> **Input records**
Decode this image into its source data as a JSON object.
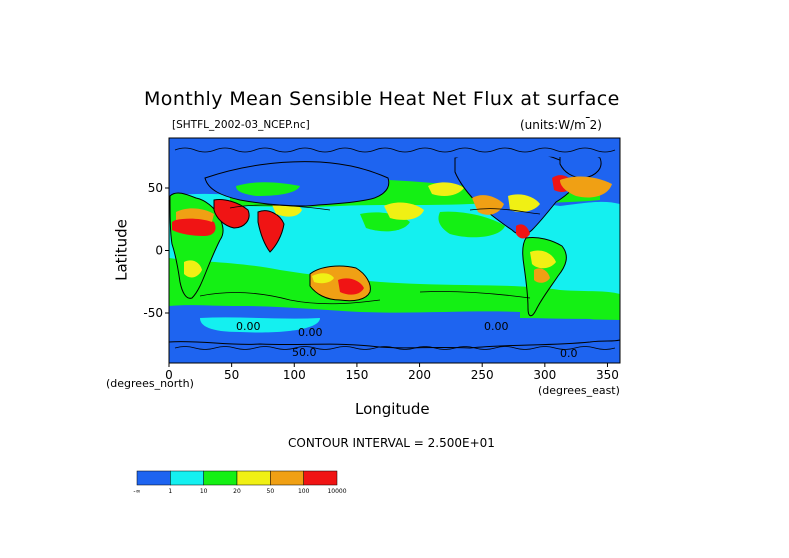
{
  "chart_data": {
    "type": "heatmap",
    "title": "Monthly Mean Sensible Heat Net Flux at surface",
    "file_label": "[SHTFL_2002-03_NCEP.nc]",
    "units_label": "(units:W/m^2)",
    "xlabel": "Longitude",
    "ylabel": "Latitude",
    "x_unit_label": "(degrees_east)",
    "y_unit_label": "(degrees_north)",
    "xlim": [
      0,
      360
    ],
    "ylim": [
      -90,
      90
    ],
    "x_ticks": [
      0,
      50,
      100,
      150,
      200,
      250,
      300,
      350
    ],
    "y_ticks": [
      50,
      0,
      -50
    ],
    "contour_interval": "CONTOUR INTERVAL = 2.500E+01",
    "contour_labels": [
      "0.00",
      "0.00",
      "0.00",
      "50.0",
      "0.0"
    ],
    "colorbar": {
      "colors": [
        "#1e64f0",
        "#14f0f0",
        "#14f014",
        "#f0f014",
        "#f0a014",
        "#f01414"
      ],
      "labels": [
        "-∞",
        "1",
        "10",
        "20",
        "50",
        "100",
        "10000"
      ]
    }
  }
}
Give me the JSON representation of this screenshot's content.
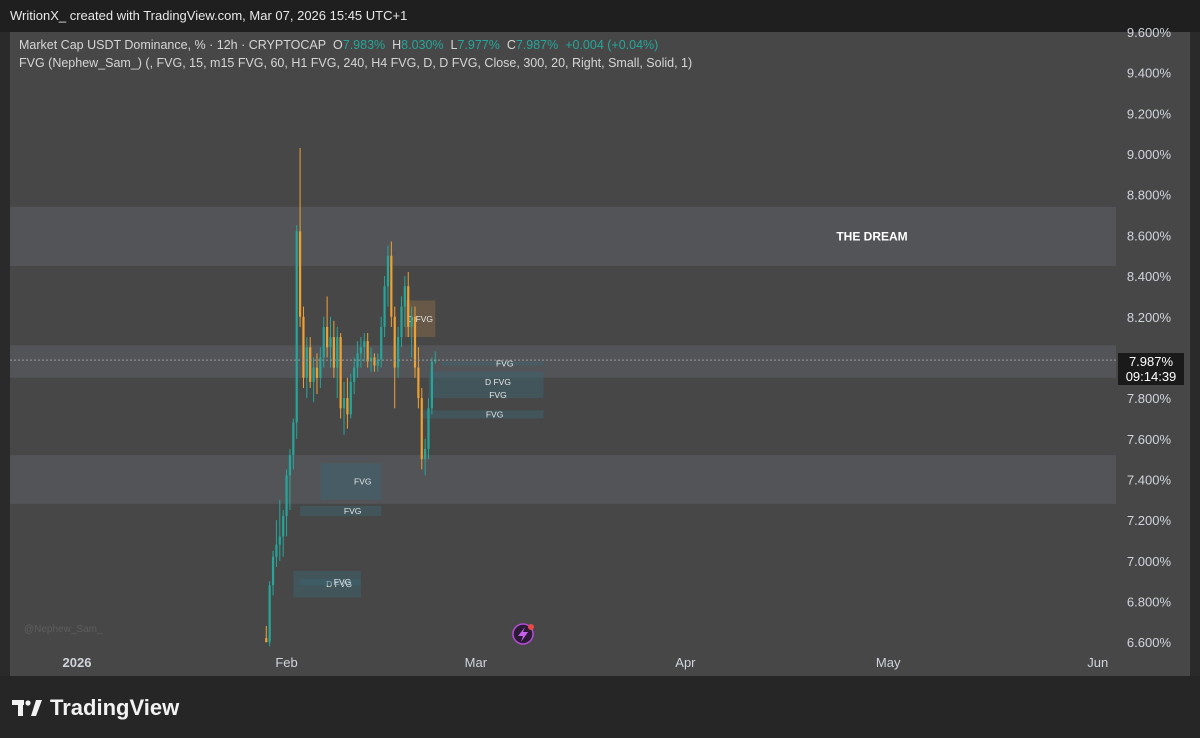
{
  "header": {
    "text": "WritionX_ created with TradingView.com, Mar 07, 2026 15:45 UTC+1"
  },
  "legend": {
    "symbol": "Market Cap USDT Dominance, % · 12h · CRYPTOCAP",
    "o_label": "O",
    "o_val": "7.983%",
    "h_label": "H",
    "h_val": "8.030%",
    "l_label": "L",
    "l_val": "7.977%",
    "c_label": "C",
    "c_val": "7.987%",
    "change": "+0.004 (+0.04%)",
    "indicator": "FVG (Nephew_Sam_) (, FVG, 15, m15 FVG, 60, H1 FVG, 240, H4 FVG, D, D FVG, Close, 300, 20, Right, Small, Solid, 1)"
  },
  "price_tag": {
    "price": "7.987%",
    "countdown": "09:14:39"
  },
  "watermark": "@Nephew_Sam_",
  "footer": {
    "brand": "TradingView"
  },
  "colors": {
    "up": "#26a69a",
    "down": "#f0a030",
    "background": "#474747"
  },
  "chart_data": {
    "type": "candlestick",
    "y_tick_labels": [
      "9.600%",
      "9.400%",
      "9.200%",
      "9.000%",
      "8.800%",
      "8.600%",
      "8.400%",
      "8.200%",
      "8.000%",
      "7.800%",
      "7.600%",
      "7.400%",
      "7.200%",
      "7.000%",
      "6.800%",
      "6.600%"
    ],
    "y_ticks": [
      9.6,
      9.4,
      9.2,
      9.0,
      8.8,
      8.6,
      8.4,
      8.2,
      8.0,
      7.8,
      7.6,
      7.4,
      7.2,
      7.0,
      6.8,
      6.6
    ],
    "x_tick_labels": [
      "2026",
      "Feb",
      "Mar",
      "Apr",
      "May",
      "Jun"
    ],
    "x_ticks": [
      0,
      31,
      59,
      90,
      120,
      151
    ],
    "last_price": 7.987,
    "zones": [
      {
        "label": "THE DREAM",
        "from": 8.45,
        "to": 8.74
      },
      {
        "label": "",
        "from": 7.9,
        "to": 8.06
      },
      {
        "label": "",
        "from": 7.28,
        "to": 7.52
      }
    ],
    "fvg_boxes": [
      {
        "label": "D FVG",
        "x0": 48.5,
        "x1": 53,
        "y0": 8.1,
        "y1": 8.28,
        "kind": "down"
      },
      {
        "label": "FVG",
        "x0": 54,
        "x1": 69,
        "y0": 7.96,
        "y1": 7.98,
        "kind": "up"
      },
      {
        "label": "D FVG",
        "x0": 52,
        "x1": 69,
        "y0": 7.83,
        "y1": 7.93,
        "kind": "up"
      },
      {
        "label": "FVG",
        "x0": 52,
        "x1": 69,
        "y0": 7.8,
        "y1": 7.83,
        "kind": "up"
      },
      {
        "label": "FVG",
        "x0": 51,
        "x1": 69,
        "y0": 7.7,
        "y1": 7.74,
        "kind": "up"
      },
      {
        "label": "FVG",
        "x0": 36,
        "x1": 45,
        "y0": 7.3,
        "y1": 7.48,
        "kind": "up"
      },
      {
        "label": "FVG",
        "x0": 33,
        "x1": 45,
        "y0": 7.22,
        "y1": 7.27,
        "kind": "up"
      },
      {
        "label": "D FVG",
        "x0": 32,
        "x1": 42,
        "y0": 6.82,
        "y1": 6.95,
        "kind": "up"
      },
      {
        "label": "FVG",
        "x0": 33,
        "x1": 42,
        "y0": 6.88,
        "y1": 6.91,
        "kind": "up"
      }
    ],
    "candles": [
      {
        "o": 6.62,
        "h": 6.68,
        "l": 6.6,
        "c": 6.6
      },
      {
        "o": 6.6,
        "h": 6.9,
        "l": 6.58,
        "c": 6.88
      },
      {
        "o": 6.88,
        "h": 7.05,
        "l": 6.83,
        "c": 7.02
      },
      {
        "o": 7.02,
        "h": 7.2,
        "l": 6.97,
        "c": 7.08
      },
      {
        "o": 7.08,
        "h": 7.3,
        "l": 7.0,
        "c": 7.12
      },
      {
        "o": 7.12,
        "h": 7.25,
        "l": 7.02,
        "c": 7.22
      },
      {
        "o": 7.22,
        "h": 7.45,
        "l": 7.12,
        "c": 7.42
      },
      {
        "o": 7.42,
        "h": 7.55,
        "l": 7.25,
        "c": 7.52
      },
      {
        "o": 7.52,
        "h": 7.7,
        "l": 7.45,
        "c": 7.68
      },
      {
        "o": 7.68,
        "h": 8.65,
        "l": 7.6,
        "c": 8.62
      },
      {
        "o": 8.62,
        "h": 9.03,
        "l": 8.15,
        "c": 8.2
      },
      {
        "o": 8.2,
        "h": 8.25,
        "l": 7.85,
        "c": 7.9
      },
      {
        "o": 7.9,
        "h": 8.1,
        "l": 7.8,
        "c": 8.05
      },
      {
        "o": 8.05,
        "h": 8.1,
        "l": 7.85,
        "c": 7.88
      },
      {
        "o": 7.88,
        "h": 8.0,
        "l": 7.78,
        "c": 7.95
      },
      {
        "o": 7.95,
        "h": 8.02,
        "l": 7.82,
        "c": 7.9
      },
      {
        "o": 7.9,
        "h": 8.05,
        "l": 7.85,
        "c": 8.0
      },
      {
        "o": 8.0,
        "h": 8.2,
        "l": 7.95,
        "c": 8.15
      },
      {
        "o": 8.15,
        "h": 8.3,
        "l": 8.0,
        "c": 8.05
      },
      {
        "o": 8.05,
        "h": 8.2,
        "l": 7.95,
        "c": 8.1
      },
      {
        "o": 8.1,
        "h": 8.18,
        "l": 7.9,
        "c": 7.95
      },
      {
        "o": 7.95,
        "h": 8.15,
        "l": 7.8,
        "c": 8.1
      },
      {
        "o": 8.1,
        "h": 8.12,
        "l": 7.7,
        "c": 7.75
      },
      {
        "o": 7.75,
        "h": 7.88,
        "l": 7.62,
        "c": 7.8
      },
      {
        "o": 7.8,
        "h": 7.9,
        "l": 7.65,
        "c": 7.72
      },
      {
        "o": 7.72,
        "h": 7.92,
        "l": 7.7,
        "c": 7.88
      },
      {
        "o": 7.88,
        "h": 8.0,
        "l": 7.82,
        "c": 7.95
      },
      {
        "o": 7.95,
        "h": 8.08,
        "l": 7.9,
        "c": 8.02
      },
      {
        "o": 8.02,
        "h": 8.1,
        "l": 7.95,
        "c": 8.05
      },
      {
        "o": 8.05,
        "h": 8.12,
        "l": 7.98,
        "c": 8.08
      },
      {
        "o": 8.08,
        "h": 8.12,
        "l": 7.95,
        "c": 7.98
      },
      {
        "o": 7.98,
        "h": 8.05,
        "l": 7.93,
        "c": 8.0
      },
      {
        "o": 8.0,
        "h": 8.02,
        "l": 7.93,
        "c": 7.96
      },
      {
        "o": 7.96,
        "h": 8.02,
        "l": 7.93,
        "c": 7.99
      },
      {
        "o": 7.99,
        "h": 8.2,
        "l": 7.95,
        "c": 8.15
      },
      {
        "o": 8.15,
        "h": 8.4,
        "l": 8.1,
        "c": 8.35
      },
      {
        "o": 8.35,
        "h": 8.55,
        "l": 8.25,
        "c": 8.5
      },
      {
        "o": 8.5,
        "h": 8.57,
        "l": 8.15,
        "c": 8.2
      },
      {
        "o": 8.2,
        "h": 8.25,
        "l": 7.75,
        "c": 7.95
      },
      {
        "o": 7.95,
        "h": 8.15,
        "l": 7.9,
        "c": 8.1
      },
      {
        "o": 8.1,
        "h": 8.3,
        "l": 8.05,
        "c": 8.25
      },
      {
        "o": 8.25,
        "h": 8.4,
        "l": 8.15,
        "c": 8.35
      },
      {
        "o": 8.35,
        "h": 8.42,
        "l": 8.1,
        "c": 8.15
      },
      {
        "o": 8.15,
        "h": 8.25,
        "l": 8.0,
        "c": 8.2
      },
      {
        "o": 8.2,
        "h": 8.25,
        "l": 7.9,
        "c": 7.95
      },
      {
        "o": 7.95,
        "h": 8.05,
        "l": 7.75,
        "c": 7.8
      },
      {
        "o": 7.8,
        "h": 7.85,
        "l": 7.45,
        "c": 7.5
      },
      {
        "o": 7.5,
        "h": 7.6,
        "l": 7.42,
        "c": 7.55
      },
      {
        "o": 7.55,
        "h": 7.8,
        "l": 7.5,
        "c": 7.75
      },
      {
        "o": 7.75,
        "h": 8.0,
        "l": 7.72,
        "c": 7.98
      },
      {
        "o": 7.98,
        "h": 8.03,
        "l": 7.97,
        "c": 7.99
      }
    ]
  }
}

> **Task directions**
Find all lines with "JSON" in them and copy each one.

> **Worked solution**
Decode this image into its source data as a JSON object.
Give me the JSON representation of this screenshot's content.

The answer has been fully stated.